* [EXERCISE] Copy every entry exactly as given, minus the images.

* [MATERIAL FOR THIS EXERCISE]
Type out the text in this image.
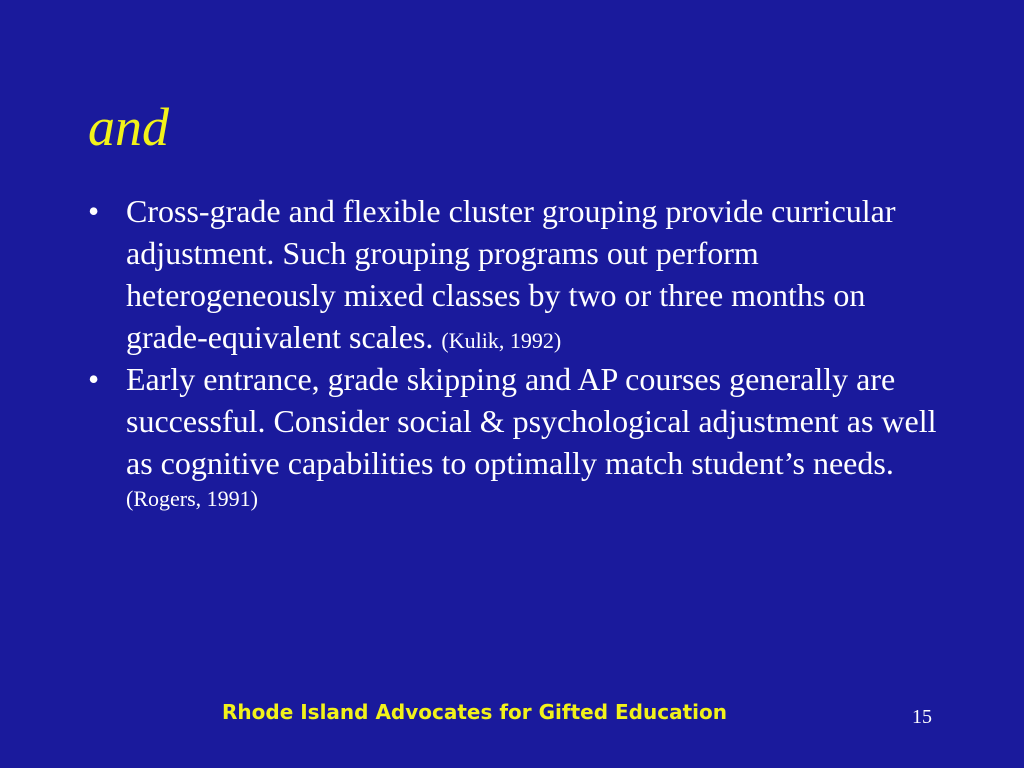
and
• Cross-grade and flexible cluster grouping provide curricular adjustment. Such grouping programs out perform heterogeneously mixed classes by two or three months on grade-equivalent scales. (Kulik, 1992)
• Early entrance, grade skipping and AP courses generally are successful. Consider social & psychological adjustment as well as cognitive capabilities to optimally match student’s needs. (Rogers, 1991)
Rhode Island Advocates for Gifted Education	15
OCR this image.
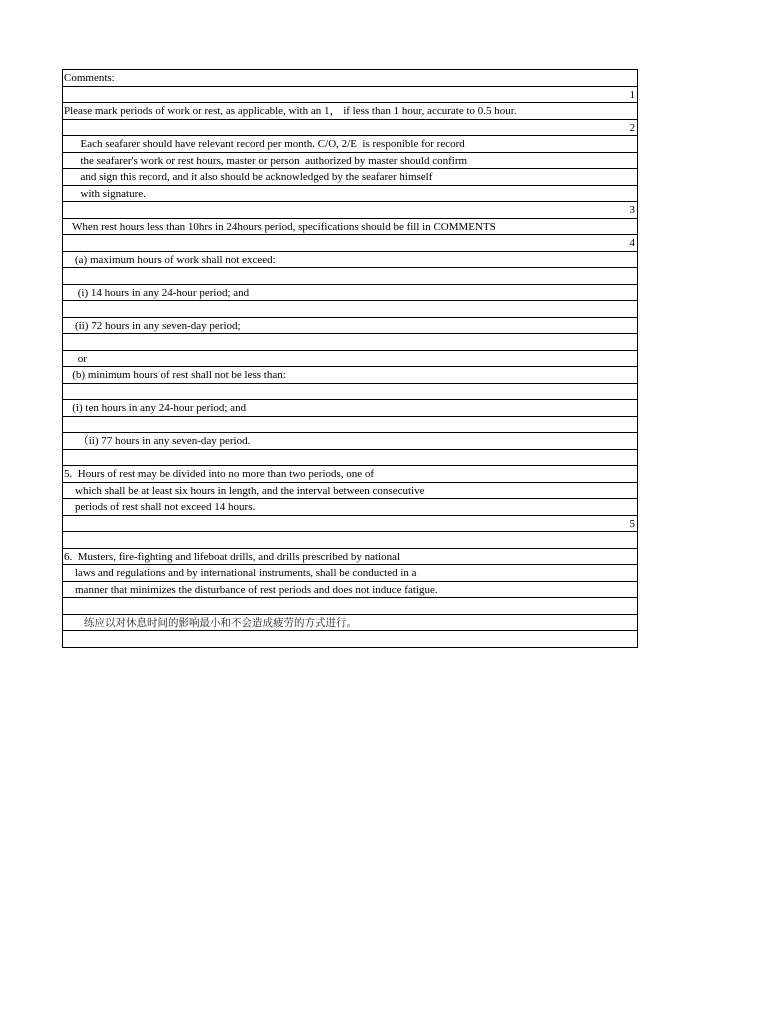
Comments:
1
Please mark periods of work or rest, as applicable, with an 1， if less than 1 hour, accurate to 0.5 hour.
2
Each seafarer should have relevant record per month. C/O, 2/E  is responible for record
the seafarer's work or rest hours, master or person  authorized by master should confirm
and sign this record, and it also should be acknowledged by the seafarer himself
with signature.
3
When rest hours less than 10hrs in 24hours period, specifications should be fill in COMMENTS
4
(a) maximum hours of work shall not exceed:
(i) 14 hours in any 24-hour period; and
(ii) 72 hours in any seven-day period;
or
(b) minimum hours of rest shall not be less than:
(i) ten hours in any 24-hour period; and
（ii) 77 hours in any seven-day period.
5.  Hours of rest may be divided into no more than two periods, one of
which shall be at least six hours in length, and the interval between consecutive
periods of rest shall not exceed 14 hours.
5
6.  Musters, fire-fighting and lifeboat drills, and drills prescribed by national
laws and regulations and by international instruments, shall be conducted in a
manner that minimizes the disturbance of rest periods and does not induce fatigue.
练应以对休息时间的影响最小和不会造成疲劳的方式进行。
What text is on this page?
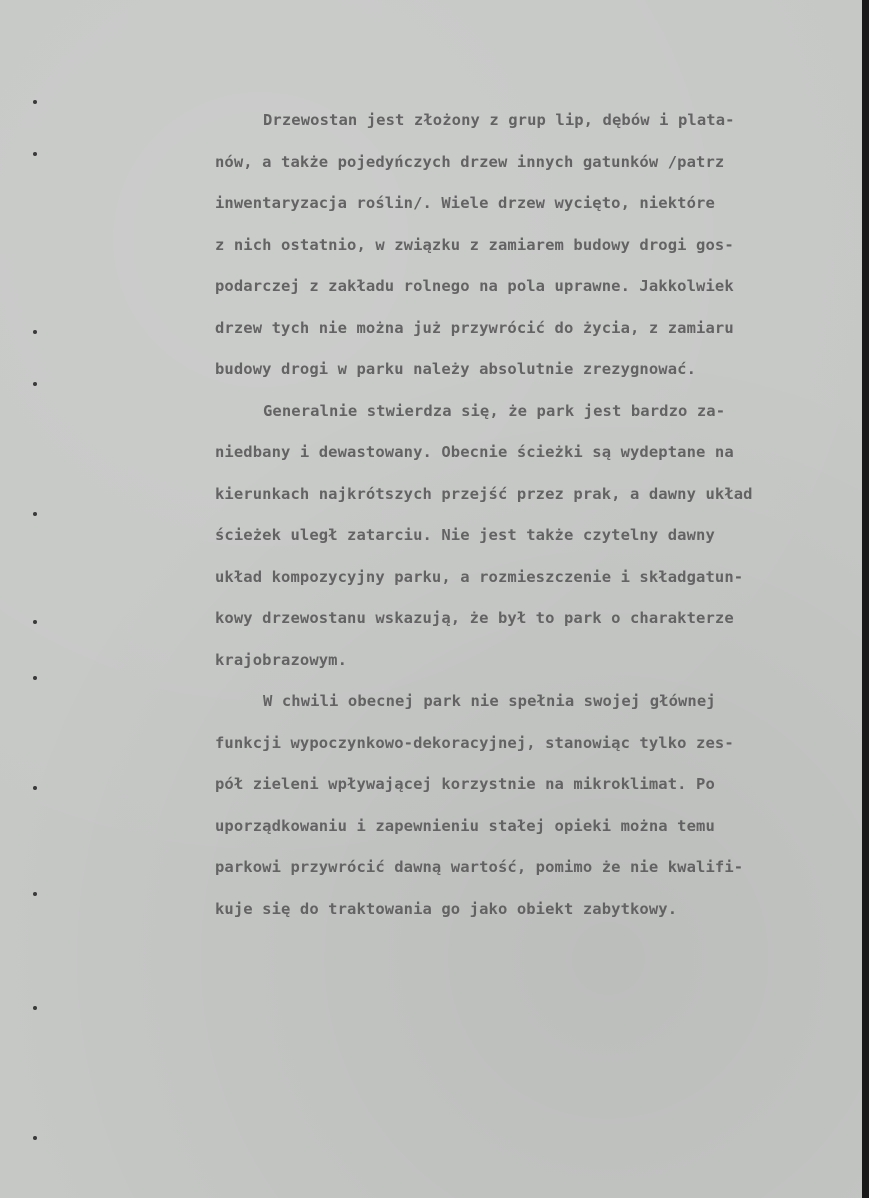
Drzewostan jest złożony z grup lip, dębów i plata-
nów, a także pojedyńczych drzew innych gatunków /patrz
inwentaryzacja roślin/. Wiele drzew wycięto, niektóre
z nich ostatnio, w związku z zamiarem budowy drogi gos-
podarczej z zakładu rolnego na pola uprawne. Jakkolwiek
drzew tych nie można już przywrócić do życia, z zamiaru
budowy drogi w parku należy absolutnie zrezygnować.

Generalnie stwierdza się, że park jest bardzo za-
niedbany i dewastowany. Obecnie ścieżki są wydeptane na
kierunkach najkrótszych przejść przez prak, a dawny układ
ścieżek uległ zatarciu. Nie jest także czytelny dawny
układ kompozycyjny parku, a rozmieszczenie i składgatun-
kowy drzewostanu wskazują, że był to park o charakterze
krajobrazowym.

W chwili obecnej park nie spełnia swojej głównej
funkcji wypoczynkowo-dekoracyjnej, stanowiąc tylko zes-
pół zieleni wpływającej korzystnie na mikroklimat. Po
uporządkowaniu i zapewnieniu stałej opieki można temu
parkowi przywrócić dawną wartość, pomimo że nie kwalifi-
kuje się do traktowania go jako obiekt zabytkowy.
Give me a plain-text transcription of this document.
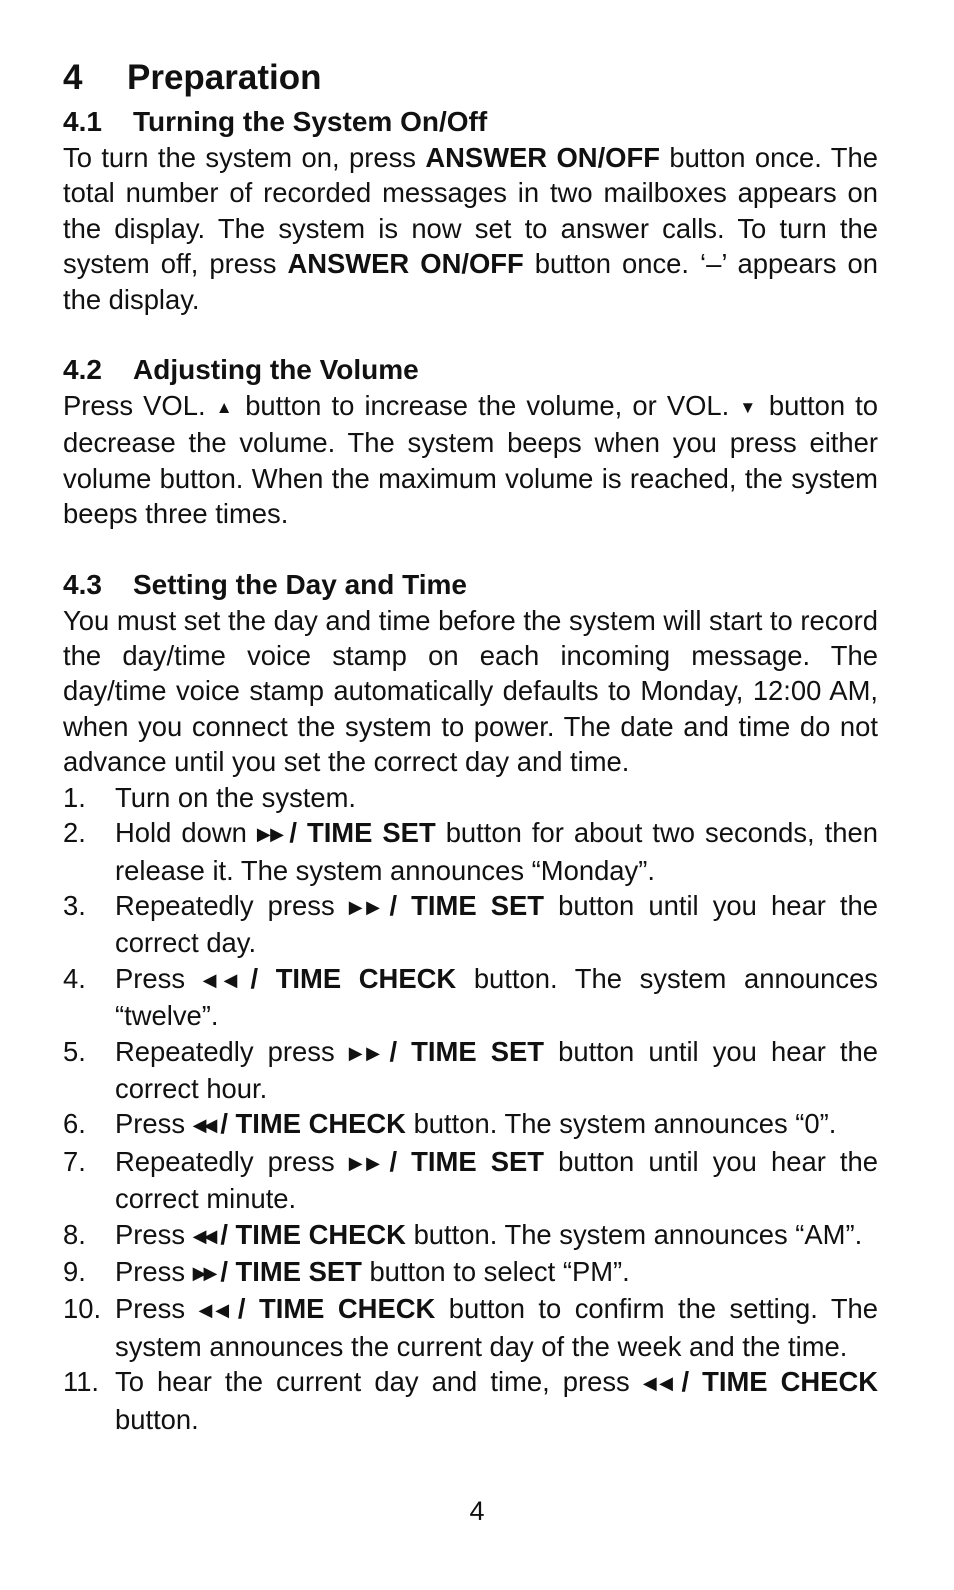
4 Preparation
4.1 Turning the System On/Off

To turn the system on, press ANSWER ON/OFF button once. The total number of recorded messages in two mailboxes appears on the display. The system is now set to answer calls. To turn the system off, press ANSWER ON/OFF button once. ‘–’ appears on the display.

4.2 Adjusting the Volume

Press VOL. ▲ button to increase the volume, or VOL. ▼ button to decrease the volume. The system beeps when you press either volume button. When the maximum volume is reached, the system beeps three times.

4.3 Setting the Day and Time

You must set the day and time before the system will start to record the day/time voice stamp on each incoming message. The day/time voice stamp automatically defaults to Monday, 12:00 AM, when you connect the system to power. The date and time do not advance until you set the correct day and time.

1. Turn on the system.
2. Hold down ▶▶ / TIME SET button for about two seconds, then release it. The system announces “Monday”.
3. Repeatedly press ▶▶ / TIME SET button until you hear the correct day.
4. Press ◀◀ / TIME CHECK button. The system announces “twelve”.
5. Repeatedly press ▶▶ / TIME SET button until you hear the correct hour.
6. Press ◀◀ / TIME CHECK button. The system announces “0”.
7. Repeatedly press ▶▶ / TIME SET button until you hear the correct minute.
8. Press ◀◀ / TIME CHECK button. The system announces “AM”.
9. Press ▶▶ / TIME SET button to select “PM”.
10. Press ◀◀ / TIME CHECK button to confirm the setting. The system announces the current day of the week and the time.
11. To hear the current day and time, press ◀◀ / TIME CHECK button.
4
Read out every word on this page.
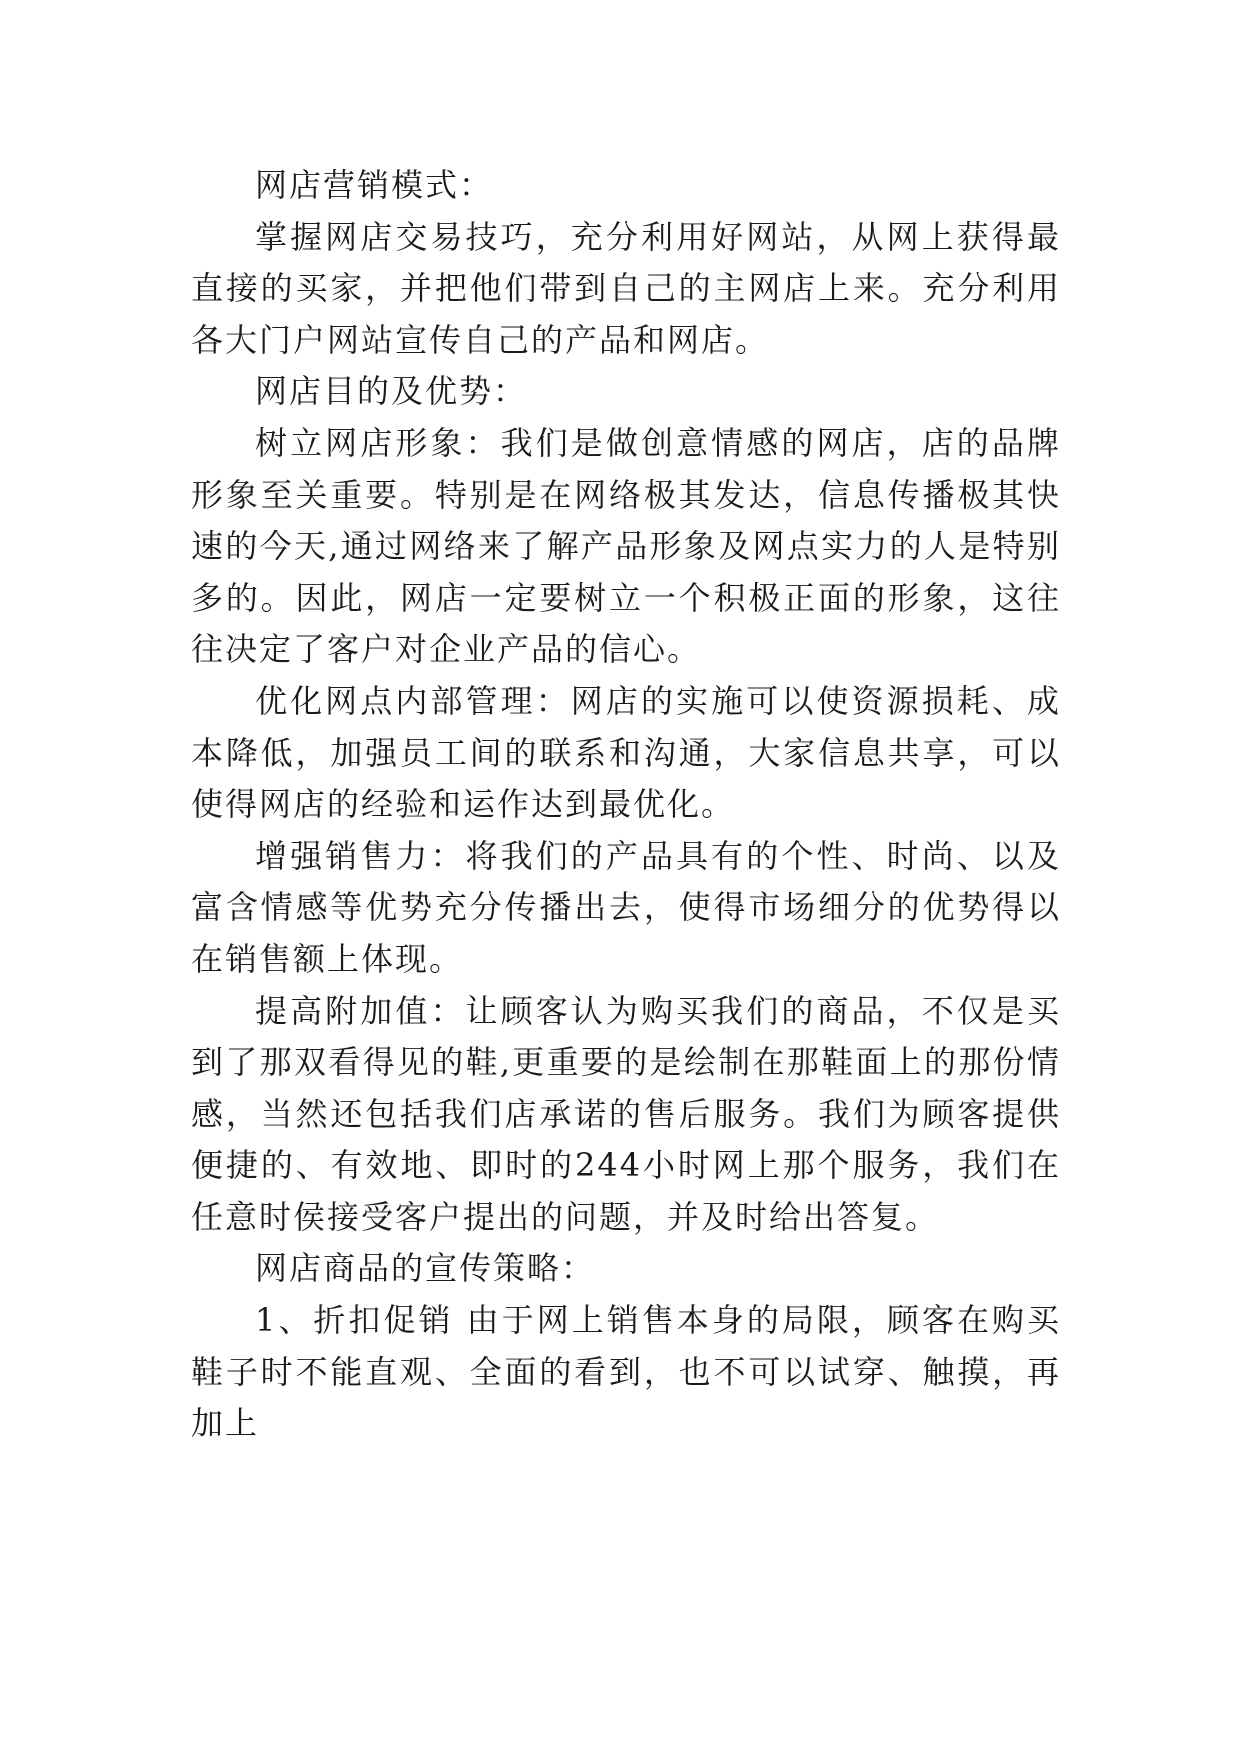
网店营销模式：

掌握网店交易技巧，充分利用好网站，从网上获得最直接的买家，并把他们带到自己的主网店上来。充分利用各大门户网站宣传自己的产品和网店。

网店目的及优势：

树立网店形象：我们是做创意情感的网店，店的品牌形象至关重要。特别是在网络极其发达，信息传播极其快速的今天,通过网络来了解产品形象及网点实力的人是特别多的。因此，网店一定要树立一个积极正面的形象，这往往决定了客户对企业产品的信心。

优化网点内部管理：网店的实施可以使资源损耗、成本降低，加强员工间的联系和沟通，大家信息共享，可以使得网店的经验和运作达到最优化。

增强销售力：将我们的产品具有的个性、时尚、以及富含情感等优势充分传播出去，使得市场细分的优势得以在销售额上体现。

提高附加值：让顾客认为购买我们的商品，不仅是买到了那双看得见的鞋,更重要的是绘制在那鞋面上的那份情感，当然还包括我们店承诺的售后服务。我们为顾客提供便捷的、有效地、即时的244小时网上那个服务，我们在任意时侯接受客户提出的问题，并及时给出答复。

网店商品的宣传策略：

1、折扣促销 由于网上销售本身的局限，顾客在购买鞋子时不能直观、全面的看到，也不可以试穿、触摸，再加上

* [REPLY TO THE TASK]
Type out the text in this image.
and
• Cross-grade and flexible cluster grouping provide curricular adjustment. Such grouping programs out perform heterogeneously mixed classes by two or three months on grade-equivalent scales. (Kulik, 1992)
• Early entrance, grade skipping and AP courses generally are successful. Consider social & psychological adjustment as well as cognitive capabilities to optimally match student’s needs. (Rogers, 1991)
Rhode Island Advocates for Gifted Education	15
OCR this image.
Comments:
1
Please mark periods of work or rest, as applicable, with an 1， if less than 1 hour, accurate to 0.5 hour.
2
Each seafarer should have relevant record per month. C/O, 2/E  is responible for record
the seafarer's work or rest hours, master or person  authorized by master should confirm
and sign this record, and it also should be acknowledged by the seafarer himself
with signature.
3
When rest hours less than 10hrs in 24hours period, specifications should be fill in COMMENTS
4
(a) maximum hours of work shall not exceed:
(i) 14 hours in any 24-hour period; and
(ii) 72 hours in any seven-day period;
or
(b) minimum hours of rest shall not be less than:
(i) ten hours in any 24-hour period; and
（ii) 77 hours in any seven-day period.
5.  Hours of rest may be divided into no more than two periods, one of
which shall be at least six hours in length, and the interval between consecutive
periods of rest shall not exceed 14 hours.
5
6.  Musters, fire-fighting and lifeboat drills, and drills prescribed by national
laws and regulations and by international instruments, shall be conducted in a
manner that minimizes the disturbance of rest periods and does not induce fatigue.
练应以对休息时间的影响最小和不会造成疲劳的方式进行。
What text is on this page?
Drzewostan jest złożony z grup lip, dębów i plata-
nów, a także pojedyńczych drzew innych gatunków /patrz
inwentaryzacja roślin/. Wiele drzew wycięto, niektóre
z nich ostatnio, w związku z zamiarem budowy drogi gos-
podarczej z zakładu rolnego na pola uprawne. Jakkolwiek
drzew tych nie można już przywrócić do życia, z zamiaru
budowy drogi w parku należy absolutnie zrezygnować.

Generalnie stwierdza się, że park jest bardzo za-
niedbany i dewastowany. Obecnie ścieżki są wydeptane na
kierunkach najkrótszych przejść przez prak, a dawny układ
ścieżek uległ zatarciu. Nie jest także czytelny dawny
układ kompozycyjny parku, a rozmieszczenie i składgatun-
kowy drzewostanu wskazują, że był to park o charakterze
krajobrazowym.

W chwili obecnej park nie spełnia swojej głównej
funkcji wypoczynkowo-dekoracyjnej, stanowiąc tylko zes-
pół zieleni wpływającej korzystnie na mikroklimat. Po
uporządkowaniu i zapewnieniu stałej opieki można temu
parkowi przywrócić dawną wartość, pomimo że nie kwalifi-
kuje się do traktowania go jako obiekt zabytkowy.
Give me a plain-text transcription of this document.
4 Preparation
4.1 Turning the System On/Off

To turn the system on, press ANSWER ON/OFF button once. The total number of recorded messages in two mailboxes appears on the display. The system is now set to answer calls. To turn the system off, press ANSWER ON/OFF button once. ‘–’ appears on the display.

4.2 Adjusting the Volume

Press VOL. ▲ button to increase the volume, or VOL. ▼ button to decrease the volume. The system beeps when you press either volume button. When the maximum volume is reached, the system beeps three times.

4.3 Setting the Day and Time

You must set the day and time before the system will start to record the day/time voice stamp on each incoming message. The day/time voice stamp automatically defaults to Monday, 12:00 AM, when you connect the system to power. The date and time do not advance until you set the correct day and time.

1. Turn on the system.
2. Hold down ▶▶ / TIME SET button for about two seconds, then release it. The system announces “Monday”.
3. Repeatedly press ▶▶ / TIME SET button until you hear the correct day.
4. Press ◀◀ / TIME CHECK button. The system announces “twelve”.
5. Repeatedly press ▶▶ / TIME SET button until you hear the correct hour.
6. Press ◀◀ / TIME CHECK button. The system announces “0”.
7. Repeatedly press ▶▶ / TIME SET button until you hear the correct minute.
8. Press ◀◀ / TIME CHECK button. The system announces “AM”.
9. Press ▶▶ / TIME SET button to select “PM”.
10. Press ◀◀ / TIME CHECK button to confirm the setting. The system announces the current day of the week and the time.
11. To hear the current day and time, press ◀◀ / TIME CHECK button.
4
Read out every word on this page.
网店营销模式：

掌握网店交易技巧，充分利用好网站，从网上获得最直接的买家，并把他们带到自己的主网店上来。充分利用各大门户网站宣传自己的产品和网店。

网店目的及优势：

树立网店形象：我们是做创意情感的网店，店的品牌形象至关重要。特别是在网络极其发达，信息传播极其快速的今天,通过网络来了解产品形象及网点实力的人是特别多的。因此，网店一定要树立一个积极正面的形象，这往往决定了客户对企业产品的信心。

优化网点内部管理：网店的实施可以使资源损耗、成本降低，加强员工间的联系和沟通，大家信息共享，可以使得网店的经验和运作达到最优化。

增强销售力：将我们的产品具有的个性、时尚、以及富含情感等优势充分传播出去，使得市场细分的优势得以在销售额上体现。

提高附加值：让顾客认为购买我们的商品，不仅是买到了那双看得见的鞋,更重要的是绘制在那鞋面上的那份情感，当然还包括我们店承诺的售后服务。我们为顾客提供便捷的、有效地、即时的244小时网上那个服务，我们在任意时侯接受客户提出的问题，并及时给出答复。

网店商品的宣传策略：

1、折扣促销 由于网上销售本身的局限，顾客在购买鞋子时不能直观、全面的看到，也不可以试穿、触摸，再加上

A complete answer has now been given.